Saved entries:
● ● ● ● ●
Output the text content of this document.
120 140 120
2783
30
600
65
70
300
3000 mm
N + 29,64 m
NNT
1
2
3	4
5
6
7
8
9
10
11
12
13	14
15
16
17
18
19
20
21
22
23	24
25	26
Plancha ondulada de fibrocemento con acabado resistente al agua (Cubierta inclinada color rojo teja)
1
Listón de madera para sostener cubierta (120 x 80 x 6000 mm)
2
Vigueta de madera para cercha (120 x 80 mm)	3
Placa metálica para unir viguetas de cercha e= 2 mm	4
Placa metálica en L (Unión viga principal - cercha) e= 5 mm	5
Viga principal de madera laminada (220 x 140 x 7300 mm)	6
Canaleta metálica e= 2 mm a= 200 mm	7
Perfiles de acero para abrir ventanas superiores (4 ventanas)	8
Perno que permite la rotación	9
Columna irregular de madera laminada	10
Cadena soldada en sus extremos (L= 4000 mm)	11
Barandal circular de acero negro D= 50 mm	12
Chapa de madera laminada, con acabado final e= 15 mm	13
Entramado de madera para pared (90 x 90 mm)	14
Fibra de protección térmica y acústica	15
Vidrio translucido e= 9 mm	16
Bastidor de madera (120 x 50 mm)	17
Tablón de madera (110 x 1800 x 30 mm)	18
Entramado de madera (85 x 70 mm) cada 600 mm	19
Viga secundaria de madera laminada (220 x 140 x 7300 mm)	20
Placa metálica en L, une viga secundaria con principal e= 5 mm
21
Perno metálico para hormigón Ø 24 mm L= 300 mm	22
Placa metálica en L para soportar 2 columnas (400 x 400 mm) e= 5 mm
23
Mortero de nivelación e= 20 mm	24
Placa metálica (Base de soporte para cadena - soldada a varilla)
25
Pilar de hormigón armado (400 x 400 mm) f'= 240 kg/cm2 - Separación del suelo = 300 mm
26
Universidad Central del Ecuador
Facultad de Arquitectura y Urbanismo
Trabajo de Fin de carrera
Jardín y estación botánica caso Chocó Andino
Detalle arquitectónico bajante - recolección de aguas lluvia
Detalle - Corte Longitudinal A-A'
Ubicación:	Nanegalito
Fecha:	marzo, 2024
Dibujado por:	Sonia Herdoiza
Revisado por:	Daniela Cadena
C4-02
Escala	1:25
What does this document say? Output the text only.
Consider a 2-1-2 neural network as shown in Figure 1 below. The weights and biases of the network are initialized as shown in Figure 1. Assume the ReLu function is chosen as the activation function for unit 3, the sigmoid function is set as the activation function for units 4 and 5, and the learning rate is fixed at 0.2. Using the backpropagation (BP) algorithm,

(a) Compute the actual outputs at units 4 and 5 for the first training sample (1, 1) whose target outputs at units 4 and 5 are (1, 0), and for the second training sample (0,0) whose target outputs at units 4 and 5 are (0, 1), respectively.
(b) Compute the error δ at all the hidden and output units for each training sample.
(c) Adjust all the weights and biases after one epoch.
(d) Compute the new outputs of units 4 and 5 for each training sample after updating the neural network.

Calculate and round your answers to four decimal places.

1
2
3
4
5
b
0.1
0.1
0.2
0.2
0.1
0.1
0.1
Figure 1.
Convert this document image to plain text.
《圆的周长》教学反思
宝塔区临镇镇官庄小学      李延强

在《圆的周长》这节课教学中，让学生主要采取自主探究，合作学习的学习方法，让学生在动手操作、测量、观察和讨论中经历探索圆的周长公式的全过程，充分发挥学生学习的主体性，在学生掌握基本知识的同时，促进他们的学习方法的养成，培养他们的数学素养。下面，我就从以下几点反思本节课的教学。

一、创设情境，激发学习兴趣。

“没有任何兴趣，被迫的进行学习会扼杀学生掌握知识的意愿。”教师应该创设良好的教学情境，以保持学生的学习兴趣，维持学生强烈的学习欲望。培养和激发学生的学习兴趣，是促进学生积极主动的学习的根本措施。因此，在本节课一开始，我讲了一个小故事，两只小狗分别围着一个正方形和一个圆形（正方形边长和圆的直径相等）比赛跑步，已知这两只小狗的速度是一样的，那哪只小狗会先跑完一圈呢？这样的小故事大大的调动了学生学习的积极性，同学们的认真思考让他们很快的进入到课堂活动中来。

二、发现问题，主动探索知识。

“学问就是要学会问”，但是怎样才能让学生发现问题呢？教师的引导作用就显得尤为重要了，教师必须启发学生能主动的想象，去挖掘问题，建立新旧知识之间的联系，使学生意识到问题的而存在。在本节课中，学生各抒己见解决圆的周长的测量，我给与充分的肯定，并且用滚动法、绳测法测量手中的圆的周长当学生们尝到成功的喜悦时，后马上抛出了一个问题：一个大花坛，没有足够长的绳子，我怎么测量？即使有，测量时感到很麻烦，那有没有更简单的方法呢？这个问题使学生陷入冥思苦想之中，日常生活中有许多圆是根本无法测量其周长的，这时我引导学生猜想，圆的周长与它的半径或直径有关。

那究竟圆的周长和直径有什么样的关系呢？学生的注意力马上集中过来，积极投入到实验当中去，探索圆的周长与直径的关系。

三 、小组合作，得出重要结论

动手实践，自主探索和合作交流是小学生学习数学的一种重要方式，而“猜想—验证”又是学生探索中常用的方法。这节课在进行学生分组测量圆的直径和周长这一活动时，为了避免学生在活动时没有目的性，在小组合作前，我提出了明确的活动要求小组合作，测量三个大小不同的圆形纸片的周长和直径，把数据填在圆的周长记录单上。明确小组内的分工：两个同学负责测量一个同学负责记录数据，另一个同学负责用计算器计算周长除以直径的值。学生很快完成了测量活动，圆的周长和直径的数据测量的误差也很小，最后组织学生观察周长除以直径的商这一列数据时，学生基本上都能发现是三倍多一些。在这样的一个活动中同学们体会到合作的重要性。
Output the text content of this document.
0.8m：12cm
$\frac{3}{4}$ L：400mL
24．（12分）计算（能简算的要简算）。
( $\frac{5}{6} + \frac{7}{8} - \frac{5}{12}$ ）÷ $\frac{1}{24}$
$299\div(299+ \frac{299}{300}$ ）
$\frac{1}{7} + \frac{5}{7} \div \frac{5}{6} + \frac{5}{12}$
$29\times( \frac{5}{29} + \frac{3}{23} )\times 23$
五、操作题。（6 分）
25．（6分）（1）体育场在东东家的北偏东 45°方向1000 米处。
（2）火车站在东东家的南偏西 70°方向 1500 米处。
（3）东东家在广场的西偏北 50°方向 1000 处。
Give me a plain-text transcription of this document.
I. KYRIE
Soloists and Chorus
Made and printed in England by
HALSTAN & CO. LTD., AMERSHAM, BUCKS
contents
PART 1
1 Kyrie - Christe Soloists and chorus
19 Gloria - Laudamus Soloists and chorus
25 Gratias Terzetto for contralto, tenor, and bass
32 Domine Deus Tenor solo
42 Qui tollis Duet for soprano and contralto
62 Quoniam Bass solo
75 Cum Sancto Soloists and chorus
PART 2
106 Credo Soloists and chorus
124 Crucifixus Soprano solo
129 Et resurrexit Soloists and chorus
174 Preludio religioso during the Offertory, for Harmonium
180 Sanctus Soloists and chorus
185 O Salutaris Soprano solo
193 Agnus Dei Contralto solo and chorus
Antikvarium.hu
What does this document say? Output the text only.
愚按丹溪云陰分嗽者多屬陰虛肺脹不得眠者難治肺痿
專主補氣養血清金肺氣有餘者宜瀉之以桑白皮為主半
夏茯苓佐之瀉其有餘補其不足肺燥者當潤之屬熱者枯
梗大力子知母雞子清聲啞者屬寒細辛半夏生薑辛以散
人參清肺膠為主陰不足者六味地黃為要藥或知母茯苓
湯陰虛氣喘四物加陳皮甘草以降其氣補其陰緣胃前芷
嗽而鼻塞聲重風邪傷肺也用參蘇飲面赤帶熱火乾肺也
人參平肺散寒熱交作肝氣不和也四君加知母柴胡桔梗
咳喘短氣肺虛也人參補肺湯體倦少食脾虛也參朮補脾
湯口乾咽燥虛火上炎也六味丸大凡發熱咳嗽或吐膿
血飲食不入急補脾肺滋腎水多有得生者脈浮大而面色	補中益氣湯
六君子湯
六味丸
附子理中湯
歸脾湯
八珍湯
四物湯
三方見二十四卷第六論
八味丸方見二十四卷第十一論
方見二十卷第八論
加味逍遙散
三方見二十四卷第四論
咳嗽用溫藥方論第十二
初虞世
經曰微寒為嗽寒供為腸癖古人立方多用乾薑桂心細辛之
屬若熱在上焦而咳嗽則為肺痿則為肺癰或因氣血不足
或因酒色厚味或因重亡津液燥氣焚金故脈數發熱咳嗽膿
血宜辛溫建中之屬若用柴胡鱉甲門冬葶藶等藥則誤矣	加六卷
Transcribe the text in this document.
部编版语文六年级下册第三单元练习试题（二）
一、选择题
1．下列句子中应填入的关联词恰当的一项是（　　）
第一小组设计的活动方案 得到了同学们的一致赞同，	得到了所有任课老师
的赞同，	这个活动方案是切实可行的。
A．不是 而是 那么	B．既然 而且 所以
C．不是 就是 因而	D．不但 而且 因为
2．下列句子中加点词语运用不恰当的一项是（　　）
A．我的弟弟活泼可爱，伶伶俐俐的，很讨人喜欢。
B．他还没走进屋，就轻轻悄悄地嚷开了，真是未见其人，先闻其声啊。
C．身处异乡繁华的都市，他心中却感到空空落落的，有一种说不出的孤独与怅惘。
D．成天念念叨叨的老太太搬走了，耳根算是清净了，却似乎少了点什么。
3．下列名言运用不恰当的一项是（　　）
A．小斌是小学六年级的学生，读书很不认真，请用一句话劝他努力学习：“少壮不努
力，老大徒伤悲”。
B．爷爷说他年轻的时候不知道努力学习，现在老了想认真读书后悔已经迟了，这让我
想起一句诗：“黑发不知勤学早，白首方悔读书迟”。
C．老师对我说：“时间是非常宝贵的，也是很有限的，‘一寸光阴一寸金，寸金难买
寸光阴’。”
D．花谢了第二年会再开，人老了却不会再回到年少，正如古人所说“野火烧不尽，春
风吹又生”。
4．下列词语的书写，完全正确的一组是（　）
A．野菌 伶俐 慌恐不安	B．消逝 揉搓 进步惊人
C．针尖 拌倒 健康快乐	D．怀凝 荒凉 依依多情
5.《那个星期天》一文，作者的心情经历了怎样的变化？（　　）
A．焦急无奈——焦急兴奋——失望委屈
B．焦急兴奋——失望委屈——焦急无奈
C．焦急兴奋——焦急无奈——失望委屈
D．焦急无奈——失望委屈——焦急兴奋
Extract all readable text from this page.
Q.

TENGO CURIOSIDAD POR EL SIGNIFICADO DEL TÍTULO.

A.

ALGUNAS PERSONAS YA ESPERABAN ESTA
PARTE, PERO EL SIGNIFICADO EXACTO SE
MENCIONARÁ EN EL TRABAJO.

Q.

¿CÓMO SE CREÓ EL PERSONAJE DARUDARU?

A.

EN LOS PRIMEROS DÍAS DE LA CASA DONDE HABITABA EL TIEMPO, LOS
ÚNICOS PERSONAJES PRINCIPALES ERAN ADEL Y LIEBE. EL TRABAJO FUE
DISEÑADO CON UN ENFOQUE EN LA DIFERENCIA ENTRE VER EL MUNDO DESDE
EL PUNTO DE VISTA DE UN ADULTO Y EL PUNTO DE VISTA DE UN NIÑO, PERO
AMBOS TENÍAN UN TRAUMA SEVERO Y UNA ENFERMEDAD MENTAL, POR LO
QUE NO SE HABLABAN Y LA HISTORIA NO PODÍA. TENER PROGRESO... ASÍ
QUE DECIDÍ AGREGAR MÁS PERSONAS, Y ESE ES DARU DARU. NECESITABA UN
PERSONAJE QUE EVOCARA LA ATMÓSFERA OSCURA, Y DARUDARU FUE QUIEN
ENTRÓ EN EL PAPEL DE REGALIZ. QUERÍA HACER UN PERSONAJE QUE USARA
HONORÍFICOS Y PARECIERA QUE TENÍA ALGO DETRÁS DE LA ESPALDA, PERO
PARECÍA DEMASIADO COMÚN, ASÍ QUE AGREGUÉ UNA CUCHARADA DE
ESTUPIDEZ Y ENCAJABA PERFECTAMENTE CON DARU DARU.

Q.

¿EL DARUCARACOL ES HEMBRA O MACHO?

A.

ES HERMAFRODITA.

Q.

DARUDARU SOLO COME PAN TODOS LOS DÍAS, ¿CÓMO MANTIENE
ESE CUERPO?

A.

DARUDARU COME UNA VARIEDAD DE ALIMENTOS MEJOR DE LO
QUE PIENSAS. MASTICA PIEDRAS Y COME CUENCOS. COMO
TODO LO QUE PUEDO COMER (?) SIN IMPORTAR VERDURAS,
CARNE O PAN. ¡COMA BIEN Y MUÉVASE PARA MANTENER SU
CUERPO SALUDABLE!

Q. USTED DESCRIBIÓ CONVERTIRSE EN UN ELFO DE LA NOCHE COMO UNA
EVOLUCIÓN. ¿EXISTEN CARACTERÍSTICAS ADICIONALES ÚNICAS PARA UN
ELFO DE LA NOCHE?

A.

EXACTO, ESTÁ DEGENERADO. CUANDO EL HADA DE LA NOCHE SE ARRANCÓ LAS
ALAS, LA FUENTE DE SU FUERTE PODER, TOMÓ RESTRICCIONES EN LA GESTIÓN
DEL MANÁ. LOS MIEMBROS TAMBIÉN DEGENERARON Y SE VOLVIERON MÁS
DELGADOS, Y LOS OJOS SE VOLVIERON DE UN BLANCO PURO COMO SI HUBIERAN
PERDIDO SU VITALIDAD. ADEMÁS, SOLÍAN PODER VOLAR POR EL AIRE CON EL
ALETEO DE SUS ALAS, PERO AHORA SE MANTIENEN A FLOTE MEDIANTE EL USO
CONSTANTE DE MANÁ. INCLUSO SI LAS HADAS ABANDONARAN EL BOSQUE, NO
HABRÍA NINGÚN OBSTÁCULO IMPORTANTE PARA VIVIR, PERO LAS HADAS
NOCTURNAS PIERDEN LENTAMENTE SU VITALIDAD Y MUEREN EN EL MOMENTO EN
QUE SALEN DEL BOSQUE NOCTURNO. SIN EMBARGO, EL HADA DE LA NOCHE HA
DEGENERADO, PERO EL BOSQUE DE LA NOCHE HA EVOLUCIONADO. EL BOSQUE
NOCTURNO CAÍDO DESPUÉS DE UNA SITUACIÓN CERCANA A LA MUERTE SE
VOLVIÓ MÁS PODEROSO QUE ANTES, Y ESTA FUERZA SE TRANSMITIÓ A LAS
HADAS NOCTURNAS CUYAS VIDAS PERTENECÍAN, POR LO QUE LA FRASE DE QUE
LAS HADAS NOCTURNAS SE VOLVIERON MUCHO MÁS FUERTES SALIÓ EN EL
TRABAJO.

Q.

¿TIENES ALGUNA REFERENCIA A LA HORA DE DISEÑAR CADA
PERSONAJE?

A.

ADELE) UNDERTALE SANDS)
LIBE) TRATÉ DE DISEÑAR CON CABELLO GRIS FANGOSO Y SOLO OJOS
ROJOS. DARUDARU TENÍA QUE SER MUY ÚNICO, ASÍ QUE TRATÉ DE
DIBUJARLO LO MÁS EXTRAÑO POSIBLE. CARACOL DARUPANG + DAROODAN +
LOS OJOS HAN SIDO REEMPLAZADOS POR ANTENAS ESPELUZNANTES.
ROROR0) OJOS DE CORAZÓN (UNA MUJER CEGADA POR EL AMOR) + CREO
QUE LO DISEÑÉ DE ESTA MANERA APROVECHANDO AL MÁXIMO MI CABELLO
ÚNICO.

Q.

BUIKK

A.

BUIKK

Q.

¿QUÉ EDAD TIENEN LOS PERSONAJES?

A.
● ● ● ● ●
> _Given request_:
Keep only the lines that hold the string "after", and copy them out.

> _Output for this exercise_:
(c) Adjust all the weights and biases after one epoch.
(d) Compute the new outputs of units 4 and 5 for each training sample after updating the neural network.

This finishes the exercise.